Market Is Supporting Opposing Rallies – Cramer's Mad Money (1/11/18)

Stocks discussed on the in-depth session of Jim Cramer’s Mad Money TV Program, Thursday, January 11.

The market holding two opposing rallies at the same time is a sign of good health. This happened on Thursday, and Cramer said the animal spirits of the market are rolling. “Oil and airlines, they don’t mix. Jet fuel is the No. 1 cost for the airlines, so they shouldn’t be able to rally at the same time – unless it’s their stocks we are talking about. I keep highlighting the bizarrely bullish ways that stocks are trading, and sometimes they’re totally in your face, like this simultaneous move in the price of oil and the airline stocks,” the Mad Money host said.

Delta Airlines (NYSE:DAL) reported good earnings, and the stock went up. The notion that fare wars are hurting airlines was also put to rest when Delta reported 4% higher fares per seat per mile Y/Y. “Given its profitable growth, the stock is way too cheap, trading at a minuscule nine times next year’s earnings,” said Cramer. This led to pin action in other airline stocks.

The price of oil hit $64, which is a multi-year high. Such moves make money managers short airline stocks, as fuel is the biggest cost for airlines. Instead, both oil and airline stocks were high. This led to Boeing (NYSE:BA) stock going up as airline buy NetJets from Boeing that use lesser fuel.

Interest rates are rising, and yet, the home builders are going up. Netflix (NASDAQ:NFLX) also went up, along with its competitors Discovery Communications (NASDAQ:DISCA) and Viacom (NASDAQ:VIAB).

“To borrow a line from F. Scott Fitzgerald, the test of a first-rate market is the ability to hold two opposing rallies at the same time. That’s something this wonderful market keeps doing with aplomb. I say get used to it,” Cramer concluded.

CEO interview – Denny’s (NASDAQ:DENN)

---+---

### Objectives
• A. Answer these from the Mad Money summary:
(i) By how much did Delta's fares per seat per mile rise year over year?
(ii) What price did oil hit?
(iii) Which two competitors of Netflix also went up?
• B. Reproduce the Mad Money summary between "The price of oil hit" and "and Viacom (NASDAQ:VIAB).", inclusive.

---+---

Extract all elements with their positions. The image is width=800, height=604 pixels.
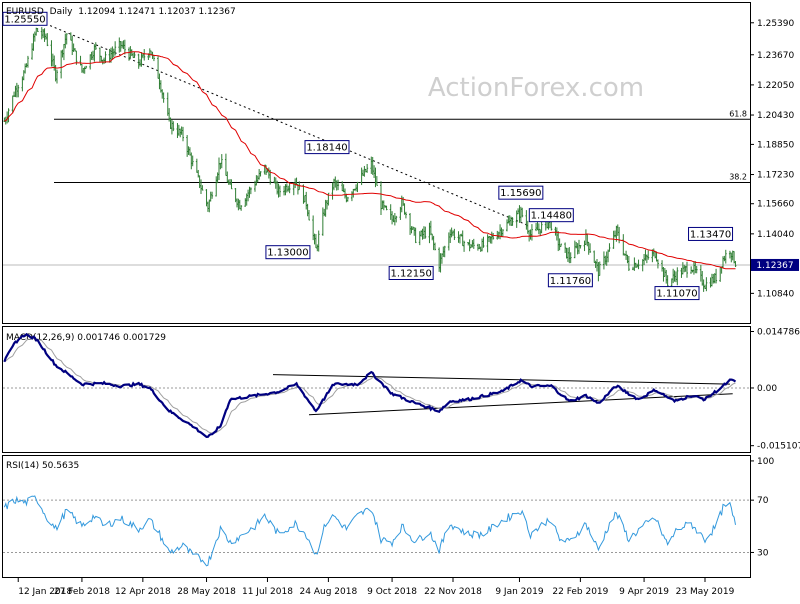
price-annotation-box	[2, 11, 48, 26]
last-price-box	[751, 258, 799, 271]
price-annotation: 1.13000	[267, 248, 308, 259]
macd-label: MACD(12,26,9) 0.001746 0.001729	[6, 333, 166, 343]
macd-trendline	[272, 374, 730, 385]
macd-layer: MACD(12,26,9) 0.001746 0.001729 0.014786 0…	[3, 327, 800, 452]
x-tick-label: 12 Jan 2018	[18, 587, 72, 597]
price-tick-label: 1.23670	[757, 51, 794, 61]
sma-line	[4, 51, 736, 270]
price-annotation-box	[498, 185, 544, 200]
ohlc: 1.12094 1.12471 1.12037 1.12367	[78, 7, 235, 17]
period: Daily	[50, 7, 73, 17]
price-annotation-box	[265, 245, 311, 260]
price-annotation: 1.25550	[4, 14, 45, 25]
x-tick-label: 22 Nov 2018	[424, 587, 482, 597]
price-annotation-box	[654, 286, 700, 301]
macd-line	[3, 332, 737, 439]
price-annotation-box	[304, 140, 350, 155]
fib-label-61.8: 61.8	[729, 109, 747, 118]
x-tick-label: 12 Apr 2018	[115, 587, 171, 597]
price-annotation: 1.15690	[500, 188, 541, 199]
rsi-tick-label: 30	[757, 548, 769, 558]
x-tick-label: 24 Aug 2018	[300, 587, 358, 597]
macd-tick-label: -0.015107	[757, 442, 800, 452]
x-tick-label: 9 Apr 2019	[619, 587, 669, 597]
trendline	[36, 19, 528, 226]
price-tick-label: 1.17230	[757, 171, 794, 181]
rsi-label: RSI(14) 50.5635	[6, 461, 79, 471]
price-annotation-box	[528, 208, 574, 223]
x-tick-label: 9 Oct 2018	[367, 587, 417, 597]
price-annotation: 1.11070	[656, 289, 697, 300]
fib-label-38.2: 38.2	[729, 173, 747, 182]
price-annotation-box	[388, 266, 434, 280]
macd-panel-frame	[2, 326, 751, 453]
price-tick-label: 1.15660	[757, 200, 794, 210]
price-tick-label: 1.20430	[757, 111, 794, 121]
rsi-tick-label: 100	[757, 457, 774, 467]
rsi-layer: RSI(14) 50.5635 100 70 30	[3, 457, 774, 567]
price-annotation: 1.11760	[550, 276, 591, 287]
price-tick-label: 1.22050	[757, 81, 794, 91]
x-tick-label: 23 May 2019	[676, 587, 735, 597]
macd-tick-label: 0.00	[757, 384, 777, 394]
price-annotation: 1.12150	[390, 269, 431, 280]
price-annotation: 1.18140	[306, 143, 347, 154]
rsi-tick-label: 70	[757, 496, 769, 506]
last-price-label: 1.12367	[756, 261, 793, 271]
price-tick-label: 1.18850	[757, 140, 794, 150]
x-tick-label: 27 Feb 2018	[54, 587, 110, 597]
price-annotation: 1.13470	[690, 229, 731, 240]
x-tick-label: 9 Jan 2019	[495, 587, 543, 597]
price-tick-label: 1.25390	[757, 19, 794, 29]
price-layer: 61.8 38.2 1.25550 1.18140 1.13000 1.12150 1.15…	[2, 11, 799, 301]
price-tick-label: 1.10840	[757, 289, 794, 299]
price-annotation-box	[547, 273, 593, 288]
x-tick-label: 22 Feb 2019	[552, 587, 608, 597]
price-annotation-box	[688, 226, 734, 241]
price-annotation: 1.14480	[531, 211, 572, 222]
rsi-line	[3, 495, 736, 567]
rsi-panel-frame	[2, 455, 751, 578]
macd-trendline	[308, 393, 733, 416]
x-tick-label: 11 Jul 2018	[242, 587, 293, 597]
symbol: EURUSD	[6, 7, 44, 17]
chart-header: EURUSD Daily 1.12094 1.12471 1.12037 1.1…	[6, 7, 236, 17]
price-tick-label: 1.14040	[757, 230, 794, 240]
watermark: ActionForex.com	[428, 73, 644, 103]
x-tick-label: 28 May 2018	[177, 587, 236, 597]
price-panel-frame	[2, 2, 751, 324]
macd-tick-label: 0.014786	[757, 327, 800, 337]
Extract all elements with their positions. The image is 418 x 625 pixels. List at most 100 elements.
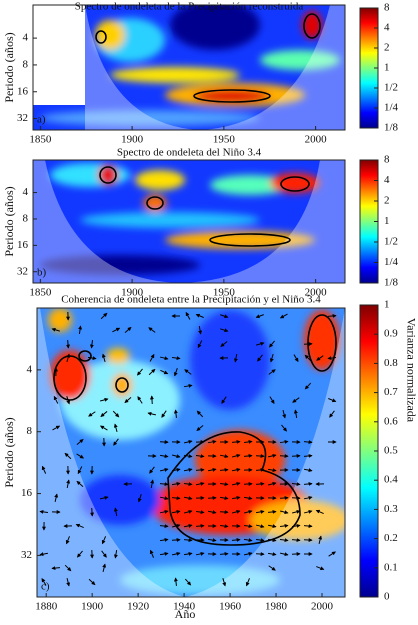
colorbar-tick-label: 1/8 (384, 277, 399, 289)
phase-arrow (66, 396, 71, 405)
phase-arrow (304, 354, 312, 362)
phase-arrow (161, 410, 167, 418)
y-tick-label: 8 (27, 425, 33, 437)
phase-arrow (41, 465, 47, 474)
phase-arrow (112, 327, 121, 333)
phase-arrow (267, 524, 277, 529)
panel-title: Coherencia de ondeleta entre la Precipit… (61, 294, 321, 306)
phase-arrow (51, 566, 61, 571)
panel-label: c) (41, 581, 50, 593)
phase-arrow (159, 524, 169, 529)
phase-arrow (137, 494, 142, 503)
phase-arrow (195, 510, 205, 515)
x-axis-label: Año (175, 607, 196, 621)
phase-arrow (101, 536, 107, 545)
phase-arrow (279, 523, 289, 528)
y-axis-label: Periodo (años) (2, 417, 16, 487)
colorbar-tick-label: 2 (384, 42, 390, 54)
frame (32, 4, 346, 131)
colorbar-tick-label: 4 (384, 174, 390, 186)
phase-arrow (327, 313, 337, 318)
colorbar-tick-label: 0.7 (384, 386, 398, 398)
phase-arrow (267, 538, 277, 543)
phase-arrow (279, 454, 289, 459)
phase-arrow (281, 424, 287, 432)
phase-arrow (195, 313, 204, 318)
phase-arrow (198, 325, 203, 335)
phase-arrow (303, 453, 313, 458)
phase-arrow (279, 538, 289, 543)
phase-arrow (171, 523, 181, 528)
phase-arrow (221, 396, 227, 404)
phase-arrow (219, 524, 229, 529)
phase-arrow (41, 578, 47, 586)
phase-arrow (291, 496, 301, 501)
phase-arrow (219, 454, 229, 459)
phase-arrow (231, 453, 241, 458)
x-tick-label: 1900 (121, 287, 144, 299)
phase-arrow (220, 314, 229, 319)
phase-arrow (100, 397, 109, 402)
phase-arrow (303, 468, 313, 473)
phase-arrow (173, 577, 178, 587)
phase-arrow (303, 524, 313, 529)
phase-arrow (76, 480, 84, 488)
panel-label: a) (37, 114, 46, 126)
phase-arrow (159, 467, 169, 472)
phase-arrow (255, 538, 265, 543)
phase-arrow (316, 566, 325, 571)
phase-arrow (124, 397, 132, 404)
phase-arrow (183, 496, 193, 501)
colorbar-tick-label: 0.2 (384, 532, 398, 544)
phase-arrow (231, 537, 241, 542)
phase-arrow (195, 523, 205, 528)
phase-arrow (255, 314, 264, 319)
phase-arrow (293, 354, 299, 363)
phase-arrow (195, 481, 205, 486)
phase-arrow (303, 481, 313, 486)
phase-arrow (184, 369, 192, 375)
phase-arrow (280, 510, 289, 515)
colorbar-tick-label: 1 (384, 299, 390, 311)
phase-arrow (292, 397, 300, 403)
phase-arrow (291, 482, 301, 487)
phase-arrow (66, 339, 71, 349)
phase-arrow (195, 454, 205, 459)
phase-arrow (304, 382, 312, 390)
x-tick-label: 1850 (29, 287, 52, 299)
phase-arrow (219, 482, 229, 487)
phase-arrow (269, 396, 275, 404)
phase-arrow (231, 439, 241, 444)
phase-arrow (171, 509, 181, 514)
phase-arrow (185, 311, 191, 320)
phase-arrow (39, 509, 49, 514)
y-tick-label: 32 (17, 112, 28, 124)
colorbar-tick-label: 1 (384, 215, 390, 227)
phase-arrow (147, 411, 157, 416)
phase-arrow (269, 340, 275, 348)
colorbar-tick-label: 1/2 (384, 82, 398, 94)
phase-arrow (303, 440, 313, 445)
phase-arrow (89, 339, 94, 349)
phase-arrow (195, 467, 205, 472)
phase-arrow (184, 578, 192, 586)
phase-arrow (303, 509, 313, 514)
colorbar-tick-label: 0.9 (384, 328, 398, 340)
phase-arrow (279, 313, 288, 319)
phase-arrow (159, 454, 169, 459)
phase-arrow (316, 355, 324, 361)
phase-arrow (328, 551, 336, 557)
phase-arrow (101, 353, 106, 362)
phase-arrow (279, 495, 289, 500)
x-tick-label: 1980 (265, 601, 288, 613)
y-tick-label: 32 (17, 265, 28, 277)
phase-arrow (222, 578, 227, 587)
phase-arrow (51, 327, 60, 332)
phase-arrow (52, 425, 61, 431)
phase-arrow (137, 368, 143, 376)
phase-arrow (148, 327, 156, 333)
phase-arrow (100, 411, 108, 417)
phase-arrow (291, 509, 301, 514)
phase-arrow (255, 524, 265, 529)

---+---

### Outputs in order
• A.
(i) 4%
(ii) $64
(iii) Discovery Communications and Viacom

• B.
The price of oil hit $64, which is a multi-year high. Such moves make money managers short airline stocks, as fuel is the biggest cost for airlines. Instead, both oil and airline stocks were high. This led to Boeing (NYSE:BA) stock going up as airline buy NetJets from Boeing that use lesser fuel.

Interest rates are rising, and yet, the home builders are going up. Netflix (NASDAQ:NFLX) also went up, along with its competitors Discovery Communications (NASDAQ:DISCA) and Viacom (NASDAQ:VIAB).